Go through the listing below and gather every line with the word "title".
#### Supplied records
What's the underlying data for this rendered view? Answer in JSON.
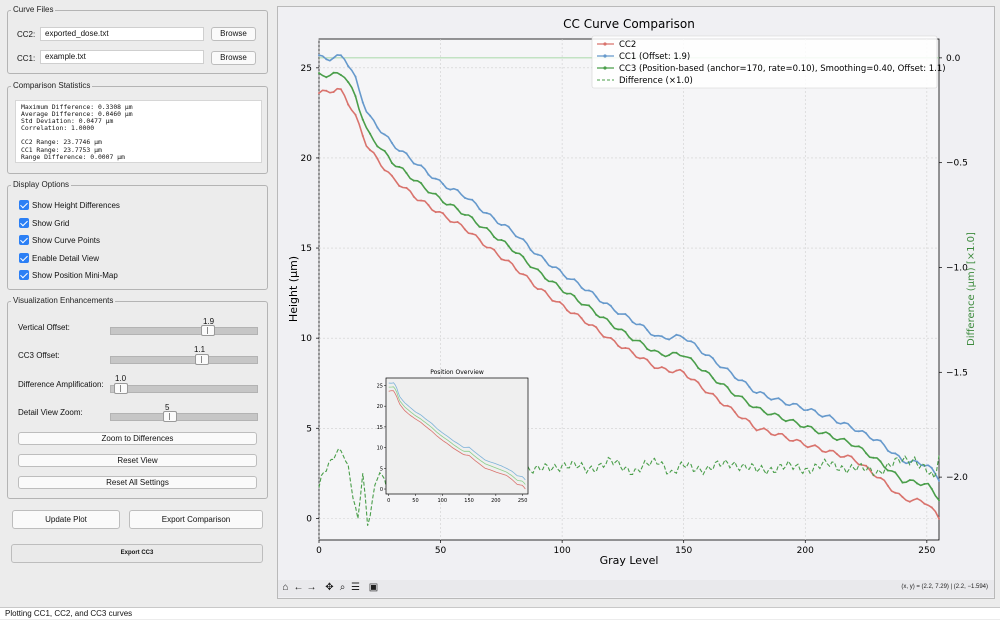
{
  "curve_files": {
    "title": "Curve Files",
    "cc2": {
      "label": "CC2:",
      "value": "exported_dose.txt",
      "browse": "Browse"
    },
    "cc1": {
      "label": "CC1:",
      "value": "example.txt",
      "browse": "Browse"
    }
  },
  "stats": {
    "title": "Comparison Statistics",
    "text": "Maximum Difference: 0.3308 µm\nAverage Difference: 0.0460 µm\nStd Deviation: 0.0477 µm\nCorrelation: 1.0000\n\nCC2 Range: 23.7746 µm\nCC1 Range: 23.7753 µm\nRange Difference: 0.0007 µm"
  },
  "display_options": {
    "title": "Display Options",
    "items": [
      {
        "label": "Show Height Differences",
        "checked": true
      },
      {
        "label": "Show Grid",
        "checked": true
      },
      {
        "label": "Show Curve Points",
        "checked": true
      },
      {
        "label": "Enable Detail View",
        "checked": true
      },
      {
        "label": "Show Position Mini-Map",
        "checked": true
      }
    ]
  },
  "visualization": {
    "title": "Visualization Enhancements",
    "sliders": [
      {
        "label": "Vertical Offset:",
        "value": "1.9",
        "fraction": 0.7
      },
      {
        "label": "CC3 Offset:",
        "value": "1.1",
        "fraction": 0.62
      },
      {
        "label": "Difference Amplification:",
        "value": "1.0",
        "fraction": 0.0
      },
      {
        "label": "Detail View Zoom:",
        "value": "5",
        "fraction": 0.4
      }
    ],
    "zoom_button": "Zoom to Differences",
    "reset_view": "Reset View",
    "reset_all": "Reset All Settings"
  },
  "actions": {
    "update_plot": "Update Plot",
    "export_comparison": "Export Comparison",
    "export_cc3": "Export CC3"
  },
  "status": "Plotting CC1, CC2, and CC3 curves",
  "toolbar": {
    "coords": "(x, y) = (2.2, 7.29) | (2.2, −1.594)",
    "icons": [
      "home-icon",
      "back-icon",
      "forward-icon",
      "pan-icon",
      "zoom-icon",
      "configure-icon",
      "save-icon"
    ]
  },
  "chart_data": {
    "type": "line",
    "title": "CC Curve Comparison",
    "xlabel": "Gray Level",
    "ylabel": "Height (µm)",
    "y2label": "Difference (µm) [×1.0]",
    "xlim": [
      0,
      255
    ],
    "ylim": [
      -1.2,
      26.6
    ],
    "y2lim": [
      -2.3,
      0.09
    ],
    "xticks": [
      "0",
      "50",
      "100",
      "150",
      "200",
      "250"
    ],
    "yticks": [
      "0",
      "5",
      "10",
      "15",
      "20",
      "25"
    ],
    "y2ticks": [
      "0.0",
      "−0.5",
      "−1.0",
      "−1.5",
      "−2.0"
    ],
    "legend": [
      "CC2",
      "CC1 (Offset: 1.9)",
      "CC3 (Position-based (anchor=170, rate=0.10), Smoothing=0.40, Offset: 1.1)",
      "Difference (×1.0)"
    ],
    "colors": {
      "cc2": "#d9736d",
      "cc1": "#6699cc",
      "cc3": "#4a9e4a",
      "diff": "#4a9e4a"
    },
    "series": [
      {
        "name": "CC2",
        "x": [
          0,
          8,
          10,
          15,
          20,
          30,
          40,
          50,
          60,
          70,
          80,
          90,
          100,
          110,
          120,
          130,
          140,
          150,
          160,
          170,
          180,
          190,
          200,
          210,
          220,
          230,
          240,
          250,
          255
        ],
        "values": [
          23.6,
          23.8,
          23.6,
          22.3,
          20.6,
          18.9,
          17.8,
          16.9,
          16.1,
          15.0,
          14.0,
          12.8,
          11.8,
          10.9,
          9.9,
          9.1,
          8.3,
          8.1,
          7.0,
          6.0,
          5.0,
          4.6,
          4.1,
          3.7,
          3.3,
          2.3,
          1.1,
          0.9,
          0.0
        ]
      },
      {
        "name": "CC1 (Offset: 1.9)",
        "x": [
          0,
          5,
          10,
          15,
          20,
          30,
          40,
          50,
          60,
          70,
          80,
          90,
          100,
          110,
          120,
          130,
          140,
          150,
          160,
          170,
          180,
          190,
          200,
          210,
          220,
          230,
          240,
          250,
          255
        ],
        "values": [
          25.6,
          25.5,
          25.7,
          24.4,
          22.4,
          20.8,
          19.7,
          18.6,
          17.9,
          16.8,
          15.9,
          14.6,
          13.6,
          12.7,
          11.7,
          10.9,
          10.0,
          10.1,
          9.0,
          8.0,
          7.0,
          6.5,
          6.1,
          5.6,
          5.0,
          4.3,
          3.2,
          3.0,
          2.2
        ]
      },
      {
        "name": "CC3",
        "x": [
          0,
          5,
          10,
          15,
          20,
          30,
          40,
          50,
          60,
          70,
          80,
          90,
          100,
          110,
          120,
          130,
          140,
          150,
          160,
          170,
          180,
          190,
          200,
          210,
          220,
          230,
          240,
          250,
          255
        ],
        "values": [
          24.6,
          24.6,
          24.7,
          23.4,
          21.4,
          19.8,
          18.7,
          17.7,
          16.9,
          15.9,
          14.9,
          13.7,
          12.7,
          11.8,
          10.8,
          9.9,
          9.1,
          9.1,
          8.0,
          7.0,
          6.1,
          5.6,
          5.1,
          4.6,
          4.1,
          3.2,
          2.1,
          1.9,
          1.1
        ]
      },
      {
        "name": "Difference (×1.0)",
        "x": [
          0,
          2,
          5,
          7,
          10,
          12,
          14,
          16,
          18,
          20,
          22,
          25,
          28,
          30,
          35,
          40,
          45,
          50,
          60,
          70,
          80,
          90,
          100,
          110,
          120,
          130,
          140,
          145,
          150,
          160,
          170,
          180,
          190,
          200,
          210,
          220,
          230,
          240,
          245,
          250,
          253,
          255
        ],
        "values": [
          -2.05,
          -1.98,
          -1.94,
          -1.88,
          -1.87,
          -1.95,
          -2.08,
          -2.22,
          -1.98,
          -2.25,
          -2.1,
          -1.95,
          -2.05,
          -1.98,
          -1.93,
          -1.97,
          -1.95,
          -1.98,
          -1.94,
          -1.96,
          -1.95,
          -1.97,
          -1.94,
          -1.96,
          -1.93,
          -1.97,
          -1.92,
          -1.98,
          -1.95,
          -1.96,
          -1.93,
          -1.97,
          -1.95,
          -1.96,
          -1.94,
          -1.96,
          -1.97,
          -1.92,
          -1.91,
          -1.97,
          -2.02,
          -1.9
        ]
      }
    ],
    "inset": {
      "title": "Position Overview",
      "xticks": [
        "0",
        "50",
        "100",
        "150",
        "200",
        "250"
      ],
      "yticks": [
        "0",
        "5",
        "10",
        "15",
        "20",
        "25"
      ]
    }
  }
}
########
Completed task:
    "title": "Curve Files",
    "title": "Comparison Statistics",
    "title": "Display Options",
    "title": "Visualization Enhancements",
    "title": "CC Curve Comparison",
      "title": "Position Overview",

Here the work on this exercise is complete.